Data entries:

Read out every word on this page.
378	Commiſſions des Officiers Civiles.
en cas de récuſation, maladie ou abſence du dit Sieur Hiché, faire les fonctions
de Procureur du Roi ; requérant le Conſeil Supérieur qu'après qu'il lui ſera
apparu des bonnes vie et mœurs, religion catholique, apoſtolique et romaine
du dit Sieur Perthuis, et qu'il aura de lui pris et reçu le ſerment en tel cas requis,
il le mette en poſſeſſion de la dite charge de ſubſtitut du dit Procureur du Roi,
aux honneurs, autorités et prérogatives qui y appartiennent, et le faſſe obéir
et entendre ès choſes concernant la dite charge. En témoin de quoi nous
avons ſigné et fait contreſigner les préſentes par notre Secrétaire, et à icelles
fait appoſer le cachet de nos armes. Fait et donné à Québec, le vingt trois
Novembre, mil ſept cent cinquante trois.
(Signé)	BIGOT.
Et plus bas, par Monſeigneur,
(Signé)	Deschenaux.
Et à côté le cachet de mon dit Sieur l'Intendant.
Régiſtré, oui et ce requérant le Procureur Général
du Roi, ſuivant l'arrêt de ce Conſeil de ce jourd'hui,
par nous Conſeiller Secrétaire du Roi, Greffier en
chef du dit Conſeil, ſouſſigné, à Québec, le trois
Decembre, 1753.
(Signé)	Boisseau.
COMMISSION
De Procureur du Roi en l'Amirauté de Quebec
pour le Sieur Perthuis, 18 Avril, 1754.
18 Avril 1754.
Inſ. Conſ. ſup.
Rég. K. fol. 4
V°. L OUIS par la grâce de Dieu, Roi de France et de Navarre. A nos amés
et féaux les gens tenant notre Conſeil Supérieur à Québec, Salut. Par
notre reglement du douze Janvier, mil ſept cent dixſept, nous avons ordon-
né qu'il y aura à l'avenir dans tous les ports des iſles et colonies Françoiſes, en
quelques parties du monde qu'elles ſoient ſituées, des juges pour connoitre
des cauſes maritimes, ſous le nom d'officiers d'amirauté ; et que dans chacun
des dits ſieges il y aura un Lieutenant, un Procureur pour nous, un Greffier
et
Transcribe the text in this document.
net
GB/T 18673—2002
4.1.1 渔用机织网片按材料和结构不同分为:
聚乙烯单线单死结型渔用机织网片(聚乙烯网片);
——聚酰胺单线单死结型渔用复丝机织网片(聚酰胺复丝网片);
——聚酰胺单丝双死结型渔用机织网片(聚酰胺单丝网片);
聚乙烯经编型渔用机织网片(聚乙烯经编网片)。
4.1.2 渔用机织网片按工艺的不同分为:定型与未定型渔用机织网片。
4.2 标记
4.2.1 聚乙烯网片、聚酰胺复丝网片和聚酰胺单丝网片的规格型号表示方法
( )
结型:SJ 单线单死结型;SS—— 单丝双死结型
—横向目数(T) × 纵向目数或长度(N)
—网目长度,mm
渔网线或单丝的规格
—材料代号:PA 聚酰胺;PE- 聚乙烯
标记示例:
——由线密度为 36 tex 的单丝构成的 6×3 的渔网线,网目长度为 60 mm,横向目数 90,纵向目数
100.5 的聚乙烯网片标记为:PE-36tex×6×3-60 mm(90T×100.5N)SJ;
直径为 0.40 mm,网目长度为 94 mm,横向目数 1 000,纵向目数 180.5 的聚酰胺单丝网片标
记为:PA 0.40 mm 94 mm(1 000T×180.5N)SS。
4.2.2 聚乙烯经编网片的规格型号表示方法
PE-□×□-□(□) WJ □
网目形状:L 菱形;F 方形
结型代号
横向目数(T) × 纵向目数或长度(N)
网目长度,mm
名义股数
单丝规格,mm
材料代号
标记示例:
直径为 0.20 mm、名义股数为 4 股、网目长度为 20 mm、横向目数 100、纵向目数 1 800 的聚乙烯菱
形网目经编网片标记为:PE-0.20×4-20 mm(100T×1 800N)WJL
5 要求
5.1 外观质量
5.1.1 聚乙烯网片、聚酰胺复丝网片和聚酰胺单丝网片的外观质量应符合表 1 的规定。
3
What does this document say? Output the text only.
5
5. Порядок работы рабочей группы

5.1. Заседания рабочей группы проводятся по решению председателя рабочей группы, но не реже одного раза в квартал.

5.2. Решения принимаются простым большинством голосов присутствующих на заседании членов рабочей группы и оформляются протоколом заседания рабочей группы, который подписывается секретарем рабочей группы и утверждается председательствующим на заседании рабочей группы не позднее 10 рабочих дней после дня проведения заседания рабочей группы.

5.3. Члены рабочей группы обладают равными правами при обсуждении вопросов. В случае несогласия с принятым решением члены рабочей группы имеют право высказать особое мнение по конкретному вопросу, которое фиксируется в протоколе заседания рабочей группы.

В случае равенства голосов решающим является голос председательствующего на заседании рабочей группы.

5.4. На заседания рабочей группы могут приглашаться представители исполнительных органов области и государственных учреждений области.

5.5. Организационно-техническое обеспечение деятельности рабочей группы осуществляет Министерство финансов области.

→ **The request**
Among the lines of the data, identify those with the word "trois". Copy each of them.

→ **Response to the exercise**
fait appoſer le cachet de nos armes. Fait et donné à Québec, le vingt trois
Novembre, mil ſept cent cinquante trois.
chef du dit Conſeil, ſouſſigné, à Québec, le trois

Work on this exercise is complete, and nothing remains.